== DATA IN THIS EXERCISE ==
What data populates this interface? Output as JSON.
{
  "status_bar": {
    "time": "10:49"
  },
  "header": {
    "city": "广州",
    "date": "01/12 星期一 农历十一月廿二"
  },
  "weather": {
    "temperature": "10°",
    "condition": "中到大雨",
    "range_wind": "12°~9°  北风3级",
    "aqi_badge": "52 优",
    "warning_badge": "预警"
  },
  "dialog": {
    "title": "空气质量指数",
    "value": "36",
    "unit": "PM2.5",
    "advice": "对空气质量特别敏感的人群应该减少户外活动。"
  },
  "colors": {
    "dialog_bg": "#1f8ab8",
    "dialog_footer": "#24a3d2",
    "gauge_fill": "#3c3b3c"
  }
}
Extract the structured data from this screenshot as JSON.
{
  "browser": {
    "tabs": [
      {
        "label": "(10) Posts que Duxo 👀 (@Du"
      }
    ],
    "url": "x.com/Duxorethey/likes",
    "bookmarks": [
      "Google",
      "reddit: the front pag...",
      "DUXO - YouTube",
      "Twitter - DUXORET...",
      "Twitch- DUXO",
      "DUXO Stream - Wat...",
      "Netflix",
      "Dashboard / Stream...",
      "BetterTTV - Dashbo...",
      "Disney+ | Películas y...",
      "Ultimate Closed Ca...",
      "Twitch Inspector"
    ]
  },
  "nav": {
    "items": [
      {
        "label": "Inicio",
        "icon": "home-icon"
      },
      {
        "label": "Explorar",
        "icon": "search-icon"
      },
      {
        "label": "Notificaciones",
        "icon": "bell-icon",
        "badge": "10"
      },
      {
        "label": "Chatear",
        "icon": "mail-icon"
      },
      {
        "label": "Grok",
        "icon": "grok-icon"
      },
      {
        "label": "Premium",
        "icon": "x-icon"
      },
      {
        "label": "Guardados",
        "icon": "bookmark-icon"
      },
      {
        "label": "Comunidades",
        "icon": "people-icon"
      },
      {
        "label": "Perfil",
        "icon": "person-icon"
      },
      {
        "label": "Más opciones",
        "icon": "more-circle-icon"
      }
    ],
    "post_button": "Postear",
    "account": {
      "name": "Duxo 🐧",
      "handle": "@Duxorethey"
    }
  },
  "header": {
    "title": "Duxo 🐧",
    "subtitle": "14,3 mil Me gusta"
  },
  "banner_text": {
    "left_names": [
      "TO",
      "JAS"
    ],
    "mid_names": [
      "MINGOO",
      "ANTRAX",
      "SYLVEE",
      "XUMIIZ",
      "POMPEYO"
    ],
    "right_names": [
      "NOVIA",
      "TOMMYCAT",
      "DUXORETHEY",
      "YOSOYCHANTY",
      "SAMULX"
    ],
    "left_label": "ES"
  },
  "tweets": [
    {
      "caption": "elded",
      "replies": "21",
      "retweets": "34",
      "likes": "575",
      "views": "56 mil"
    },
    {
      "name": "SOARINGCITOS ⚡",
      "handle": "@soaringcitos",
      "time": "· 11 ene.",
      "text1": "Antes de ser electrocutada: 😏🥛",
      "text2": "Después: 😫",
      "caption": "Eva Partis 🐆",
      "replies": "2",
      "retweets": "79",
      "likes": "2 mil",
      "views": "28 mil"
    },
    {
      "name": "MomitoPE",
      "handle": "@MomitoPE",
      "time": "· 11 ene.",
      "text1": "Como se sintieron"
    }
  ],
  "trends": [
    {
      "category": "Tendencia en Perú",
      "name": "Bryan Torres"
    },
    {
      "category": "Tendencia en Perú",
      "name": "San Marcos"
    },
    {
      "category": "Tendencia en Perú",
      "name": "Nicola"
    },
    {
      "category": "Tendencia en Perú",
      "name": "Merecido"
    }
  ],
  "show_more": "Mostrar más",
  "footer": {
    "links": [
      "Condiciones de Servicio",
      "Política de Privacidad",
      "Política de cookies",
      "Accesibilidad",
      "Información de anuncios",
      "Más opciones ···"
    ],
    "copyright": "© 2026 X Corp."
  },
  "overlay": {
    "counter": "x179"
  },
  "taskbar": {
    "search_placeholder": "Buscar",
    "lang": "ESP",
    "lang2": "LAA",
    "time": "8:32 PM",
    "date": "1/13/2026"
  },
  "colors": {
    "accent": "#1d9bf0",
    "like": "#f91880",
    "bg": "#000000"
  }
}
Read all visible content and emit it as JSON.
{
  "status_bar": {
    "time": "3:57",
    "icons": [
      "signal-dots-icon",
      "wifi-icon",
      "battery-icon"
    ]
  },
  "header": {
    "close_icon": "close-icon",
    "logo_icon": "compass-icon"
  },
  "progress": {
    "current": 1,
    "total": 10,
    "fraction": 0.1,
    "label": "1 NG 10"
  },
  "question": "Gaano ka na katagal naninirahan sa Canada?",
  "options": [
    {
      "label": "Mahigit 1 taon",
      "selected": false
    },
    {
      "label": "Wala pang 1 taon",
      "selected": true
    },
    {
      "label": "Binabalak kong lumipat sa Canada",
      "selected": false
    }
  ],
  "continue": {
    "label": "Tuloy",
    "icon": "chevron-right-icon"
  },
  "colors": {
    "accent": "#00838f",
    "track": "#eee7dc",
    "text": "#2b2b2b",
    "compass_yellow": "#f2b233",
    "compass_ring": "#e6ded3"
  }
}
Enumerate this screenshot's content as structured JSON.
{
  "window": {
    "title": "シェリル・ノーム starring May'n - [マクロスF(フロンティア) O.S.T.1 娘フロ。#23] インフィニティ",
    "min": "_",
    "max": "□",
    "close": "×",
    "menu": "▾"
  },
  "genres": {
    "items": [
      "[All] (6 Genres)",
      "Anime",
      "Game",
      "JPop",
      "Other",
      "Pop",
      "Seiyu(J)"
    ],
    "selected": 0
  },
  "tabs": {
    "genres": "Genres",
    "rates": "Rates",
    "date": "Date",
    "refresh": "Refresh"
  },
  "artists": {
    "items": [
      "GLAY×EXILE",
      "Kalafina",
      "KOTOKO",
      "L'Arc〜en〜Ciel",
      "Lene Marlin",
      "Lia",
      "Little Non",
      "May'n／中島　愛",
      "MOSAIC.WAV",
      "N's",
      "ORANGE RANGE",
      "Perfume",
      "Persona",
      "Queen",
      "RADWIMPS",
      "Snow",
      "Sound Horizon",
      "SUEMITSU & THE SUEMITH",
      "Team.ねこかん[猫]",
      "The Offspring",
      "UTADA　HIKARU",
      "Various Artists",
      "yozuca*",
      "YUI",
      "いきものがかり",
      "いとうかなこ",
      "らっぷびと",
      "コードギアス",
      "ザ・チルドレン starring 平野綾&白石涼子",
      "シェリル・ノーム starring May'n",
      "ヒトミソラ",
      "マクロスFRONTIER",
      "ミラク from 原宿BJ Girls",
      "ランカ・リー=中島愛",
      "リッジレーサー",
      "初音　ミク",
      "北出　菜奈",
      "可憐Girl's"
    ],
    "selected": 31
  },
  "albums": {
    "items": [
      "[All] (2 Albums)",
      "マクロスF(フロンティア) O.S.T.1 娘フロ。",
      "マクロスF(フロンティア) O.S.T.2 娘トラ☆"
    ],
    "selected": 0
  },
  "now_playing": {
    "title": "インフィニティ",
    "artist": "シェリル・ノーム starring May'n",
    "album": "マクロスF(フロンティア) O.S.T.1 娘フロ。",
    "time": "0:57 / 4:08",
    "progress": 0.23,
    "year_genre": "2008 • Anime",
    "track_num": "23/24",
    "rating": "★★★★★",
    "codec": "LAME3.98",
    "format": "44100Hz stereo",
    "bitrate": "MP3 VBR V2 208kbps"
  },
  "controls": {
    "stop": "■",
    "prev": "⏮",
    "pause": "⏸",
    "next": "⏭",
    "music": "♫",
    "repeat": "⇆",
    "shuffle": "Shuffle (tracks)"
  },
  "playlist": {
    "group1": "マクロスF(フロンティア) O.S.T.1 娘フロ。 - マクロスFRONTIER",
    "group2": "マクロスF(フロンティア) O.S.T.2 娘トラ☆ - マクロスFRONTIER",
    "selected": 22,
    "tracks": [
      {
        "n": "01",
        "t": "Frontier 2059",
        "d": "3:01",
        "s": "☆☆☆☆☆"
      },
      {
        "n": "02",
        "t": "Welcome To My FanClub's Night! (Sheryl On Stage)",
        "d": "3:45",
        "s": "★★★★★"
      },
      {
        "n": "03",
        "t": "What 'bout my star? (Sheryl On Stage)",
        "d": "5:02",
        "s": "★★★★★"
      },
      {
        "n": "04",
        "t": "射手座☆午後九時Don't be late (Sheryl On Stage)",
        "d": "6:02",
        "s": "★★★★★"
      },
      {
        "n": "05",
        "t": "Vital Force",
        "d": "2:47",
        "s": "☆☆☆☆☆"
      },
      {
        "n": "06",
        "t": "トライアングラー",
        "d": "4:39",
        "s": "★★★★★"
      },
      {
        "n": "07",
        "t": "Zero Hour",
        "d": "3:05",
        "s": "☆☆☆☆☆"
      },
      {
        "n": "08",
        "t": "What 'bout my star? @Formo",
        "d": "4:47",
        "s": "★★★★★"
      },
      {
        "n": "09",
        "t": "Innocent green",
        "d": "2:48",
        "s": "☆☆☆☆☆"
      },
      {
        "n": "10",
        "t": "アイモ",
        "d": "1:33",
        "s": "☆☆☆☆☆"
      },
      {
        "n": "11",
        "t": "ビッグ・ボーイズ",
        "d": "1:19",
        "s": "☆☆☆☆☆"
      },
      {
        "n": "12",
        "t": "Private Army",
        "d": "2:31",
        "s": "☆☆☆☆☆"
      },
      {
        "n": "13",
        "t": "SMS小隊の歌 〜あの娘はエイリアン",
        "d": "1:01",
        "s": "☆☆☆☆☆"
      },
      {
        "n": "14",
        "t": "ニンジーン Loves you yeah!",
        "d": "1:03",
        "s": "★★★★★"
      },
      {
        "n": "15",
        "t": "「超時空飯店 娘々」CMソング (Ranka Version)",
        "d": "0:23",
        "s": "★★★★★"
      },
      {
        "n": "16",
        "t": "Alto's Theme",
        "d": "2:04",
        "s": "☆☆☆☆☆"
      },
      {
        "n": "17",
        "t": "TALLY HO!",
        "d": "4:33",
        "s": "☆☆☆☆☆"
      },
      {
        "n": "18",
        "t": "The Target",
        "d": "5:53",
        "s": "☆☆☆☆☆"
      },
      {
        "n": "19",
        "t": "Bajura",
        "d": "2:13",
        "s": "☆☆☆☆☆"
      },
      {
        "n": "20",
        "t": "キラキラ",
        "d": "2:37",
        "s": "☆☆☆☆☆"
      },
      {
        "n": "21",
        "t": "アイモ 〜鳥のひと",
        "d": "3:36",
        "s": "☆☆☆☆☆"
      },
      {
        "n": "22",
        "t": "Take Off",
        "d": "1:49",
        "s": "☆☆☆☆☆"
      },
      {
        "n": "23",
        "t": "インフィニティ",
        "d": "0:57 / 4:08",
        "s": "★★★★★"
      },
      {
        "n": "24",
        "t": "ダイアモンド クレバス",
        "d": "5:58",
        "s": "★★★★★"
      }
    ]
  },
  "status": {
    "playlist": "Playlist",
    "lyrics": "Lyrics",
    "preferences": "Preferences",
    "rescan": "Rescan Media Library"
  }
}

== DIRECTION ==
Read the entries and select each line where the word "シェリル" is found.

== EXERCISE RESULT ==
    "title": "シェリル・ノーム starring May'n - [マクロスF(フロンティア) O.S.T.1 娘フロ。#23] インフィニティ",
      "シェリル・ノーム starring May'n",
    "artist": "シェリル・ノーム starring May'n",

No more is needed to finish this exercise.